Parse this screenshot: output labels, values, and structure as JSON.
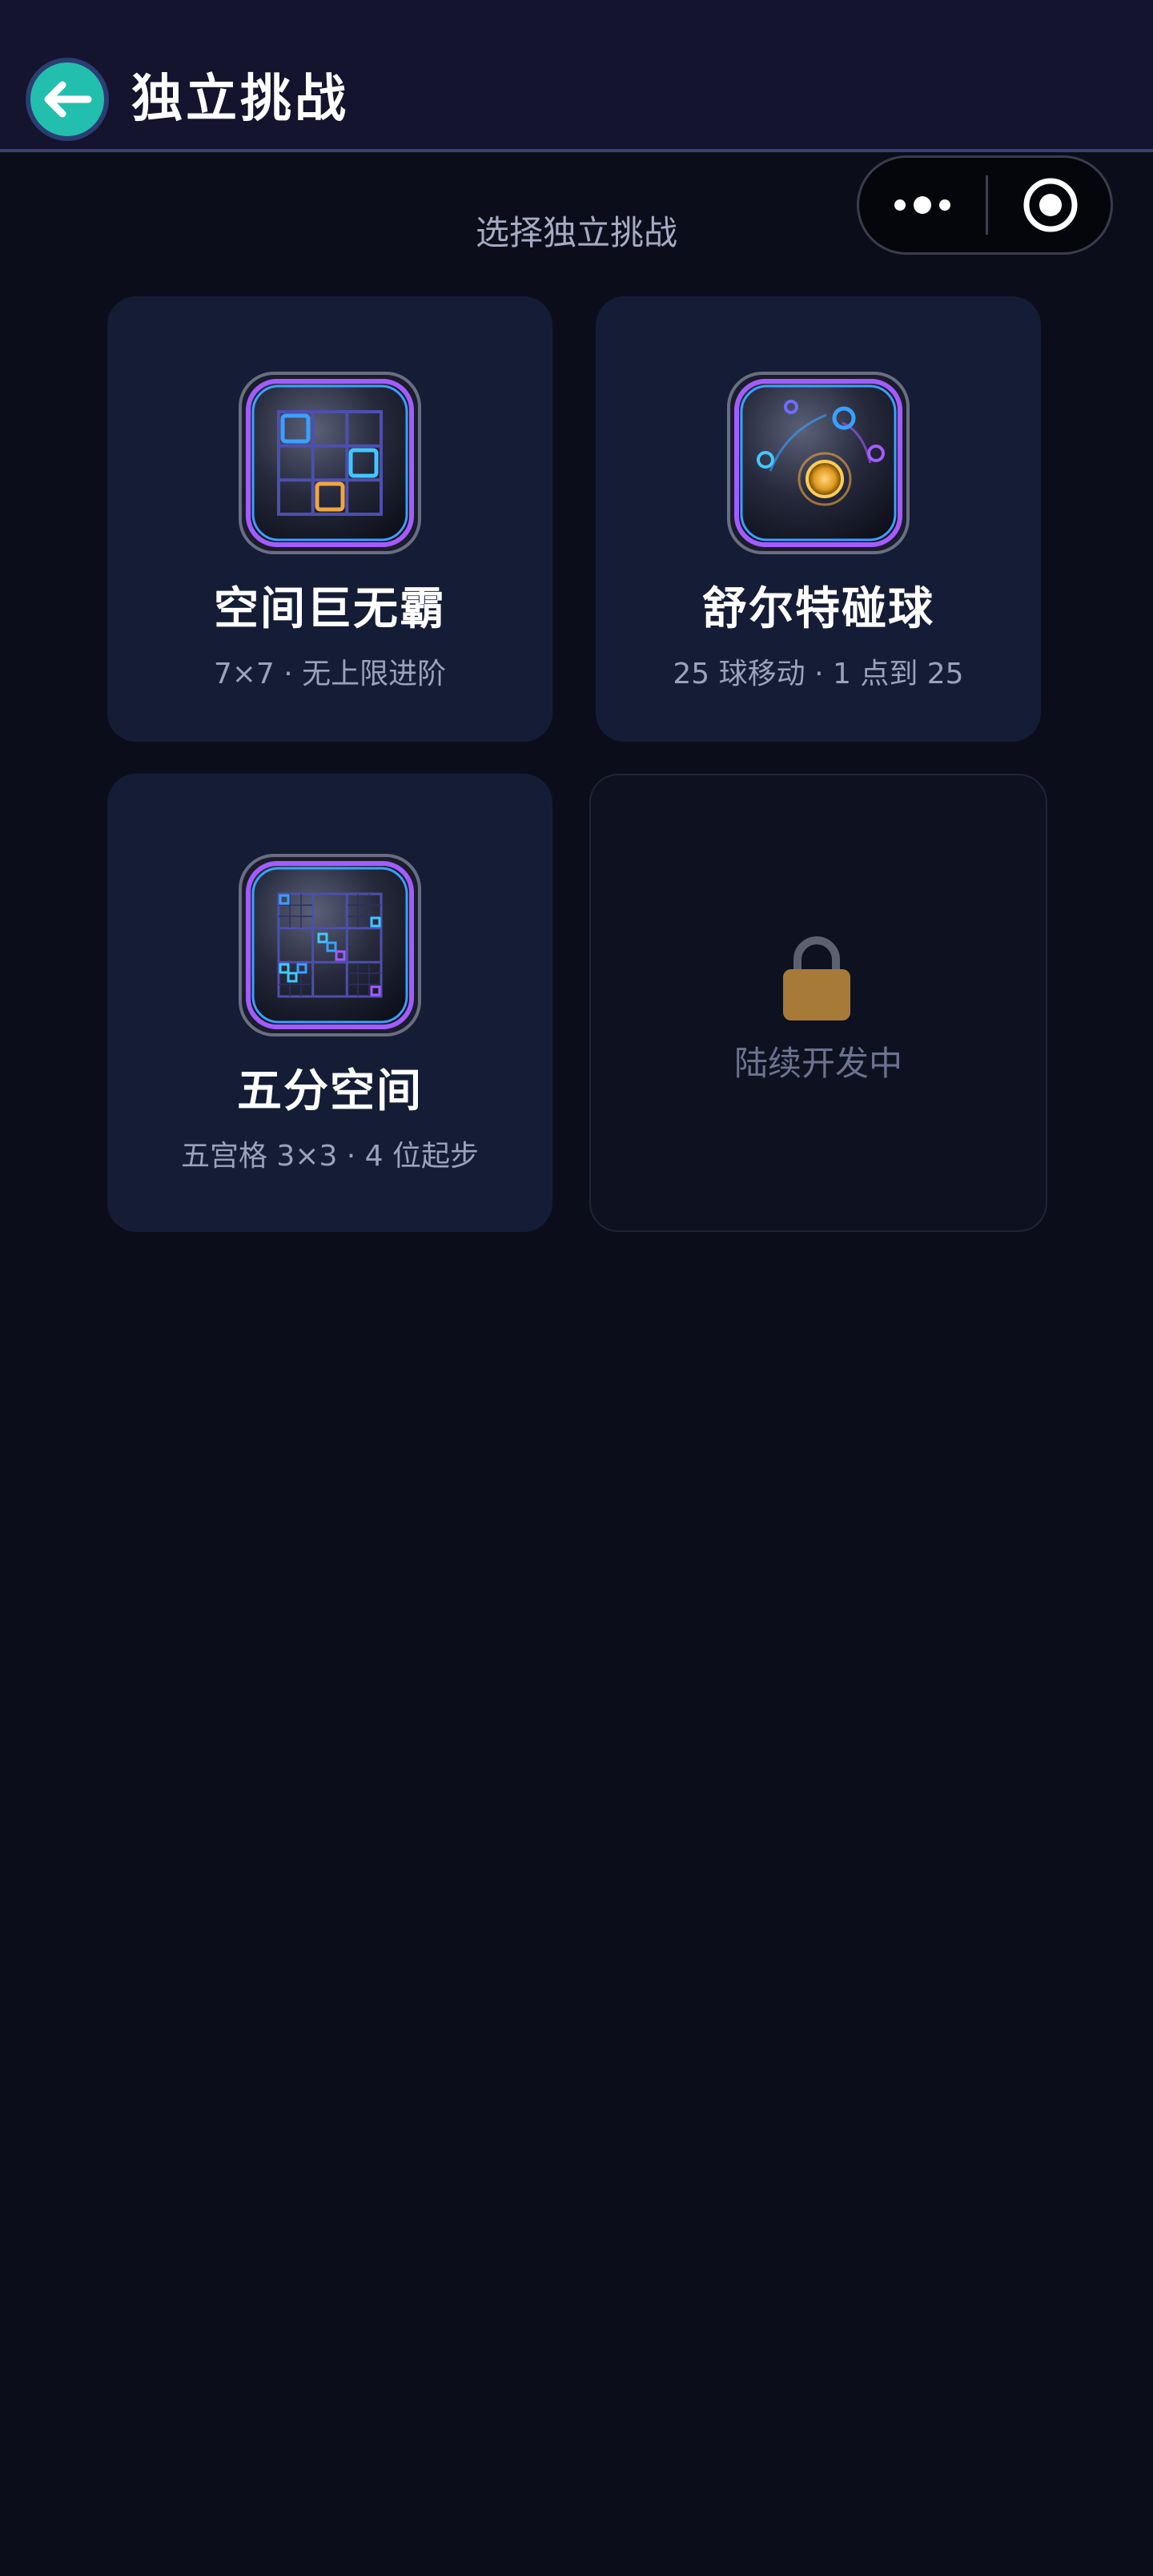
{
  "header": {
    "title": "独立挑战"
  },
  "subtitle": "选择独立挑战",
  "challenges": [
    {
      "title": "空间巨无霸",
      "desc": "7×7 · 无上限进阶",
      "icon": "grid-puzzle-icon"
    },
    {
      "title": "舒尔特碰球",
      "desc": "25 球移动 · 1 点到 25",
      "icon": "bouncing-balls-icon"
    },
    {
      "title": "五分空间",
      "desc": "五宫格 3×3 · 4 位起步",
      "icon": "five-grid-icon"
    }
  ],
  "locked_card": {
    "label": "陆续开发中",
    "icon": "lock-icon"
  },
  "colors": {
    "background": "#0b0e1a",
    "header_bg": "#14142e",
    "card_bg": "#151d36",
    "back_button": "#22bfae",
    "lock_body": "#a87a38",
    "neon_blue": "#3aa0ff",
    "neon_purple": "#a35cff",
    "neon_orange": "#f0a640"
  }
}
_____
- Task -
Replicate the material above verbatim; images stay out of the copy.

- In response -
Parse this screenshot: output labels, values, and structure as JSON.
{
  "header": {
    "title": "独立挑战"
  },
  "subtitle": "选择独立挑战",
  "challenges": [
    {
      "title": "空间巨无霸",
      "desc": "7×7 · 无上限进阶",
      "icon": "grid-puzzle-icon"
    },
    {
      "title": "舒尔特碰球",
      "desc": "25 球移动 · 1 点到 25",
      "icon": "bouncing-balls-icon"
    },
    {
      "title": "五分空间",
      "desc": "五宫格 3×3 · 4 位起步",
      "icon": "five-grid-icon"
    }
  ],
  "locked_card": {
    "label": "陆续开发中",
    "icon": "lock-icon"
  },
  "colors": {
    "background": "#0b0e1a",
    "header_bg": "#14142e",
    "card_bg": "#151d36",
    "back_button": "#22bfae",
    "lock_body": "#a87a38",
    "neon_blue": "#3aa0ff",
    "neon_purple": "#a35cff",
    "neon_orange": "#f0a640"
  }
}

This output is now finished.